■ Provided records
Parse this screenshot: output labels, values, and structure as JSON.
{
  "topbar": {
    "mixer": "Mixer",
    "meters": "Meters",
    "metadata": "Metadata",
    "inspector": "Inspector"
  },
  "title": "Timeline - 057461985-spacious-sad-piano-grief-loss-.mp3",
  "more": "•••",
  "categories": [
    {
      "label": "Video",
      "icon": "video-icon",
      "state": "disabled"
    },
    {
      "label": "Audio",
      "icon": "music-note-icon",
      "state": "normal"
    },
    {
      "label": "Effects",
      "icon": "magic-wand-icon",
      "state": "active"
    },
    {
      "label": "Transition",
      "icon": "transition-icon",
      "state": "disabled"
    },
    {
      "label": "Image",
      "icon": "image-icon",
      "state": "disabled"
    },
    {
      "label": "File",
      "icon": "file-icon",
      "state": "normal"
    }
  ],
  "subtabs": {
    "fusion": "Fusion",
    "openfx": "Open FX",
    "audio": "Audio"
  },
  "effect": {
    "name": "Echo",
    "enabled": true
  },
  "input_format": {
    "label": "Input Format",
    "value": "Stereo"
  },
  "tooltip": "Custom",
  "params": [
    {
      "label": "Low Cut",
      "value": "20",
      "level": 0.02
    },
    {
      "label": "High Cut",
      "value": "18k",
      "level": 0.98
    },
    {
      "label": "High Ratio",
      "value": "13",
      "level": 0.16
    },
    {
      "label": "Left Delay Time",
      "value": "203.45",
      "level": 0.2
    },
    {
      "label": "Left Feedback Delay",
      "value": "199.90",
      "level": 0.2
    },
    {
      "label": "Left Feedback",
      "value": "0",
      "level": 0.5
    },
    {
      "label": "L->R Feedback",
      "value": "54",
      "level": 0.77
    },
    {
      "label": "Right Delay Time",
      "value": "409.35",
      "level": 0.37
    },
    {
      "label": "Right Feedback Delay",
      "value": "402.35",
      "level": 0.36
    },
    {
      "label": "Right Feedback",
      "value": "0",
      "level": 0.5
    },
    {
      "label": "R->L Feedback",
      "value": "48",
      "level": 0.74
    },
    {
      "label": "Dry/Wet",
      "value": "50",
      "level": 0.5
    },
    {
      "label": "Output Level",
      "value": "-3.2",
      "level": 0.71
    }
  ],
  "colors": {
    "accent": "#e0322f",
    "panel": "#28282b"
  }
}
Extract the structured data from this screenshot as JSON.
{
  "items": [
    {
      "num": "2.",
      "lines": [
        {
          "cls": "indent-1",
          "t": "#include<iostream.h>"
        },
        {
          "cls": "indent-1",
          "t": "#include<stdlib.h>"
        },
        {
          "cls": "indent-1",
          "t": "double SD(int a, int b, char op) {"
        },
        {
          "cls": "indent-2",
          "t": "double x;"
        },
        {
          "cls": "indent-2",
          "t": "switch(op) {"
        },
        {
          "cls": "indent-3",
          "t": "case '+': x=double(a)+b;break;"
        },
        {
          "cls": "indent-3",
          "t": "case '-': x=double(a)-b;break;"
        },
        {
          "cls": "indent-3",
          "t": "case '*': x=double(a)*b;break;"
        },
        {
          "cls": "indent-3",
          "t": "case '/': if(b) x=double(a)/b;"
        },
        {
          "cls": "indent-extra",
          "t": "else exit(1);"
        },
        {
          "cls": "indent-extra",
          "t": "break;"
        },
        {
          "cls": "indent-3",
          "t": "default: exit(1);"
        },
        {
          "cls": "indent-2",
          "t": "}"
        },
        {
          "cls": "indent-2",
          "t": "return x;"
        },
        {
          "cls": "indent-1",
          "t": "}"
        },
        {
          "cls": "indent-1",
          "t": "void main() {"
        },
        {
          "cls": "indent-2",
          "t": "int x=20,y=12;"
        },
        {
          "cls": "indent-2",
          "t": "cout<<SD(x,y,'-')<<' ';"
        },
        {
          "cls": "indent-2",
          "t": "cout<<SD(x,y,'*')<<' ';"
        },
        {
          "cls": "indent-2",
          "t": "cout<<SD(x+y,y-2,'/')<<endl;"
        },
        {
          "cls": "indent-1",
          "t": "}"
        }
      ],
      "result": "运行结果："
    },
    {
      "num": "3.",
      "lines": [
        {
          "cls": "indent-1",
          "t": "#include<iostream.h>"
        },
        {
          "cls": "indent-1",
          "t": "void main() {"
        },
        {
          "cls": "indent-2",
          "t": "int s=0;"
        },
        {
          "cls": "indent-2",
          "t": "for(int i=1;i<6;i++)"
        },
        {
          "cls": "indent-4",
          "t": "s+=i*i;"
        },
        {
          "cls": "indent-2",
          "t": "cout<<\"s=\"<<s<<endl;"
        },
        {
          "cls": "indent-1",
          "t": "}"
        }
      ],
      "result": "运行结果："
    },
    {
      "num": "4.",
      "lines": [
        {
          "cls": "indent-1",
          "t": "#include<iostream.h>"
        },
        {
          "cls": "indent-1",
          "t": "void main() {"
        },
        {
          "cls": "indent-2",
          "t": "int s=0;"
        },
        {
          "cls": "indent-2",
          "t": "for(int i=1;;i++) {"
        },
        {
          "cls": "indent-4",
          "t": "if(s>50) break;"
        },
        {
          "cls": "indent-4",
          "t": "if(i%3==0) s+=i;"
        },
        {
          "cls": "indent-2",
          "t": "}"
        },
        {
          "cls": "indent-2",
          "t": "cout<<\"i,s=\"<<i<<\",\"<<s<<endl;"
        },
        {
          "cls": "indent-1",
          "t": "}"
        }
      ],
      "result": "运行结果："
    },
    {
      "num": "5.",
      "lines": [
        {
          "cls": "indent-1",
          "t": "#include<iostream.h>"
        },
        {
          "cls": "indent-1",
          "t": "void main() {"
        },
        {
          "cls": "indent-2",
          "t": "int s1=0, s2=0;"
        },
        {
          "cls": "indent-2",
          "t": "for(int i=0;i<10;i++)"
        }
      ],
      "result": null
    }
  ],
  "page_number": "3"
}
---
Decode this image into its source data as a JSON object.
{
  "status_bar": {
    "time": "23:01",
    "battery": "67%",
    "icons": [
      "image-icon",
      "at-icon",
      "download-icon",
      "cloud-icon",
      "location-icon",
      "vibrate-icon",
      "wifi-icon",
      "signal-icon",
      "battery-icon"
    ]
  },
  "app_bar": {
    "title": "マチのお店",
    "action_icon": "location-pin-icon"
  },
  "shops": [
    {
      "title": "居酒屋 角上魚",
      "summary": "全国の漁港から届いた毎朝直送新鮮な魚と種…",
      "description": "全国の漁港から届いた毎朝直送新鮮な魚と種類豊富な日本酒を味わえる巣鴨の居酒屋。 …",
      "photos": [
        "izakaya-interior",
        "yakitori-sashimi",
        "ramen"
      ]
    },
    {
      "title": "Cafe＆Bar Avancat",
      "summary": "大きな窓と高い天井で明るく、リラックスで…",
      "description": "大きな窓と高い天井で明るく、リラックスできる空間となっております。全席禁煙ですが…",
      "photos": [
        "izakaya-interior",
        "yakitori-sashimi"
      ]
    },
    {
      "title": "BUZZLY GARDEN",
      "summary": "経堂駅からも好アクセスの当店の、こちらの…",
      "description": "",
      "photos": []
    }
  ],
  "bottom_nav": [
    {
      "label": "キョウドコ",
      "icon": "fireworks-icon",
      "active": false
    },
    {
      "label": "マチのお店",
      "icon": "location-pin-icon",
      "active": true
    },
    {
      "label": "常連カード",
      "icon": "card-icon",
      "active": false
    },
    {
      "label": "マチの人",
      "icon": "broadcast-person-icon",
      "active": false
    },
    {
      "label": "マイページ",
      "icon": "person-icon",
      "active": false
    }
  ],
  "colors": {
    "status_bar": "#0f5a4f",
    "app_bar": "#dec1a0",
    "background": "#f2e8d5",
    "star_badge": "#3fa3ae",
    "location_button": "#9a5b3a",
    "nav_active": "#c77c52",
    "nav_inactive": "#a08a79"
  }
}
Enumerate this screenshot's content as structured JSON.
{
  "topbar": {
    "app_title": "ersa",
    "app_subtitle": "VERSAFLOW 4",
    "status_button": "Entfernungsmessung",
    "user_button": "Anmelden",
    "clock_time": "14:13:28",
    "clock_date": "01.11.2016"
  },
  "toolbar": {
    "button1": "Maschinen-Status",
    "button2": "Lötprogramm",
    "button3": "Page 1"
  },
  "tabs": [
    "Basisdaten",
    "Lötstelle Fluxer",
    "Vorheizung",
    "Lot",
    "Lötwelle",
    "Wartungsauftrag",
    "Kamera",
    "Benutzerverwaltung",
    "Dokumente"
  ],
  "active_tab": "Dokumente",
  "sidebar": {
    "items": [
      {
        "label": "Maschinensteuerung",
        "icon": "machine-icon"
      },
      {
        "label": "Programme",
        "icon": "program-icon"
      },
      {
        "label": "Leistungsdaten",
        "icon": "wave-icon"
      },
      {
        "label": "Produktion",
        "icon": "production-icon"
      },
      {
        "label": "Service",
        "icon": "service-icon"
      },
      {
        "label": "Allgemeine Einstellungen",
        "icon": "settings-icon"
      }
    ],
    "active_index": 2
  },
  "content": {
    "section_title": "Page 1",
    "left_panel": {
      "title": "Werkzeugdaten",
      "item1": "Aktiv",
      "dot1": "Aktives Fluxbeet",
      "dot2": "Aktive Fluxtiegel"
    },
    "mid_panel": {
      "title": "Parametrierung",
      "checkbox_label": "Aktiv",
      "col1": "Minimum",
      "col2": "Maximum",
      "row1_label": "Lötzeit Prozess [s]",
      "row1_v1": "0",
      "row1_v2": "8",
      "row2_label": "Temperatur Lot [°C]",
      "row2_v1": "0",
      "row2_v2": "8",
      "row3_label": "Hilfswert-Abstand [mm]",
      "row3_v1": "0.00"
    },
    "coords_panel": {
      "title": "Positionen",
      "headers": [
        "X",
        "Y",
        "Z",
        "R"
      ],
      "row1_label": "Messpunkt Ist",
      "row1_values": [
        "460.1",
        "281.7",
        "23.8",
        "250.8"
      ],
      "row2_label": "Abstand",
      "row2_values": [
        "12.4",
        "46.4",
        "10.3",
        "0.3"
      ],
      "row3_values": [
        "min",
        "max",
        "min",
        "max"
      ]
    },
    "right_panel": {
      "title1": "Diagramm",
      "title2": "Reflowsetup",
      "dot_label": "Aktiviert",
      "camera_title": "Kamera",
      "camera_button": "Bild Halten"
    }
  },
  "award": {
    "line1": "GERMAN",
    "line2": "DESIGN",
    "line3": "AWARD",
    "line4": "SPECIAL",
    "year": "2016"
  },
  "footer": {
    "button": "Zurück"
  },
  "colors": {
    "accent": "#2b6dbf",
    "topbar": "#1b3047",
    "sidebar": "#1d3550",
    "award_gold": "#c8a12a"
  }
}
---
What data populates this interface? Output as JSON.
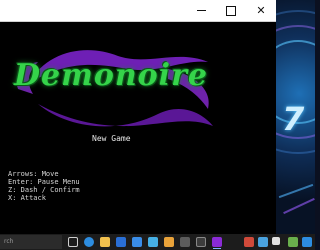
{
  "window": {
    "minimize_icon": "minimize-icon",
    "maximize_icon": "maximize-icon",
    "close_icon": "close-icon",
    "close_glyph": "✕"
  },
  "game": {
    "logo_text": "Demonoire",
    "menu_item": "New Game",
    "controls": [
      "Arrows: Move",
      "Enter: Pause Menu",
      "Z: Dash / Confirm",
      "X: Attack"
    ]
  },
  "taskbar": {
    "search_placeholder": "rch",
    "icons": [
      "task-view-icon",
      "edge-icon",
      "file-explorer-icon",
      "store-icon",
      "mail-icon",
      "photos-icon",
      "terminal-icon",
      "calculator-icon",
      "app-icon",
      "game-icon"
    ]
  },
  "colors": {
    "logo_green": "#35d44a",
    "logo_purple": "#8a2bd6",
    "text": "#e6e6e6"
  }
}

■ Aim of the exercise
Count the lines that include the word "double" and state the result as a bare number.

■ Exercise output
6